**SET TASK:** Without further comment, state how many lines in the listing below contain the word "郵便番号".

Data records:
#####
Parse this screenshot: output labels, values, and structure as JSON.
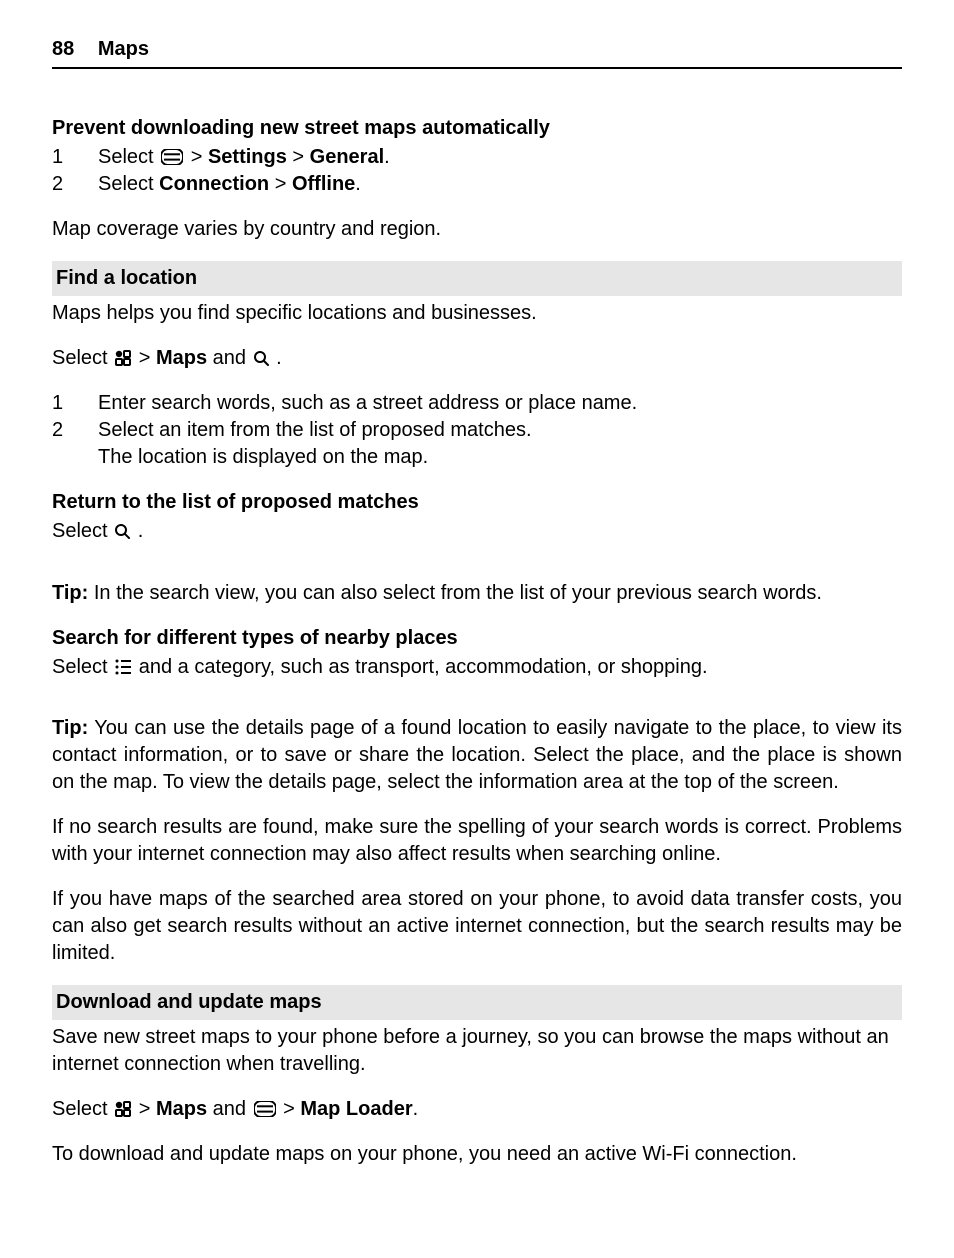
{
  "header": {
    "page": "88",
    "title": "Maps"
  },
  "sec_a": {
    "title": "Prevent downloading new street maps automatically",
    "step1_a": "Select ",
    "step1_b": " > ",
    "step1_c": "Settings",
    "step1_d": "  > ",
    "step1_e": "General",
    "step1_f": ".",
    "step2_a": "Select ",
    "step2_b": "Connection",
    "step2_c": "  > ",
    "step2_d": "Offline",
    "step2_e": ".",
    "para": "Map coverage varies by country and region."
  },
  "sec_b": {
    "bar": "Find a location",
    "intro": "Maps helps you find specific locations and businesses.",
    "sel_a": "Select ",
    "sel_b": "  > ",
    "sel_c": "Maps",
    "sel_d": " and ",
    "sel_e": " .",
    "s1": "Enter search words, such as a street address or place name.",
    "s2": "Select an item from the list of proposed matches.",
    "s2b": "The location is displayed on the map."
  },
  "sec_c": {
    "title": "Return to the list of proposed matches",
    "line_a": "Select ",
    "line_b": " ."
  },
  "sec_d": {
    "tip": "Tip:",
    "text": " In the search view, you can also select from the list of your previous search words."
  },
  "sec_e": {
    "title": "Search for different types of nearby places",
    "line_a": "Select  ",
    "line_b": "  and a category, such as transport, accommodation, or shopping."
  },
  "sec_f": {
    "tip": "Tip:",
    "text": " You can use the details page of a found location to easily navigate to the place, to view its contact information, or to save or share the location. Select the place, and the place is shown on the map. To view the details page, select the information area at the top of the screen."
  },
  "sec_g": "If no search results are found, make sure the spelling of your search words is correct. Problems with your internet connection may also affect results when searching online.",
  "sec_h": "If you have maps of the searched area stored on your phone, to avoid data transfer costs, you can also get search results without an active internet connection, but the search results may be limited.",
  "sec_i": {
    "bar": "Download and update maps",
    "intro": "Save new street maps to your phone before a journey, so you can browse the maps without an internet connection when travelling.",
    "sel_a": "Select ",
    "sel_b": "  > ",
    "sel_c": "Maps",
    "sel_d": " and ",
    "sel_e": "  > ",
    "sel_f": "Map Loader",
    "sel_g": ".",
    "outro": "To download and update maps on your phone, you need an active Wi-Fi connection."
  },
  "nums": {
    "one": "1",
    "two": "2"
  }
}
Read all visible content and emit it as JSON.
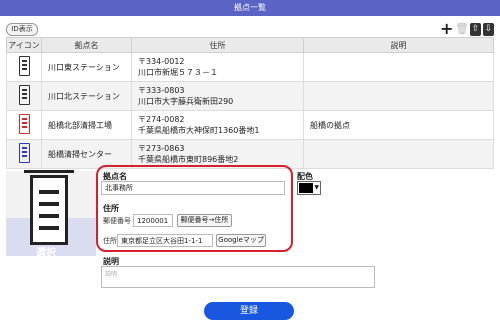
{
  "window": {
    "title": "拠点一覧"
  },
  "toolbar": {
    "id_toggle": "ID表示",
    "add": "+",
    "delete": "🗑",
    "move_up": "⇧",
    "move_down": "⇩"
  },
  "table": {
    "headers": [
      "アイコン",
      "拠点名",
      "住所",
      "説明"
    ],
    "rows": [
      {
        "name": "川口東ステーション",
        "zip": "〒334-0012",
        "addr": "川口市新堀５７３－１",
        "desc": "",
        "icon_color": "dark"
      },
      {
        "name": "川口北ステーション",
        "zip": "〒333-0803",
        "addr": "川口市大字藤兵衛新田290",
        "desc": "",
        "icon_color": "dark"
      },
      {
        "name": "船橋北部清掃工場",
        "zip": "〒274-0082",
        "addr": "千葉県船橋市大神保町1360番地1",
        "desc": "船橋の拠点",
        "icon_color": "red"
      },
      {
        "name": "船橋清掃センター",
        "zip": "〒273-0863",
        "addr": "千葉県船橋市東町896番地2",
        "desc": "",
        "icon_color": "blue"
      }
    ]
  },
  "form": {
    "image_label": "選択",
    "name_label": "拠点名",
    "name_value": "北事務所",
    "color_label": "配色",
    "color_value": "#000000",
    "address_section": "住所",
    "zip_label": "郵便番号",
    "zip_value": "1200001",
    "zip_to_address_button": "郵便番号→住所",
    "address_label": "住所",
    "address_value": "東京都足立区大谷田1-1-1",
    "google_map_button": "Googleマップ",
    "desc_label": "説明",
    "desc_placeholder": "説明",
    "register_button": "登録"
  }
}
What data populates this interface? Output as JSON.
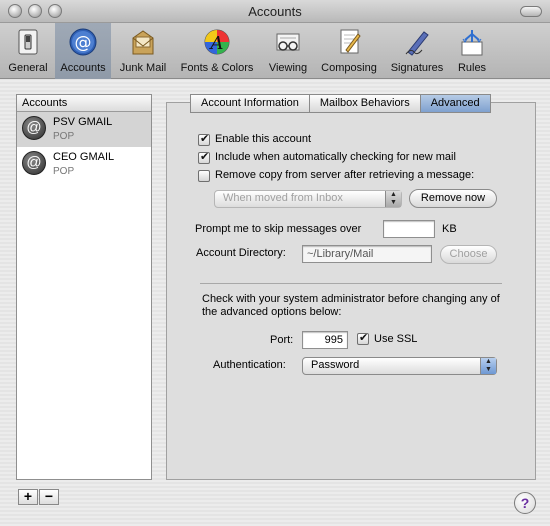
#####
**RESULT:** 2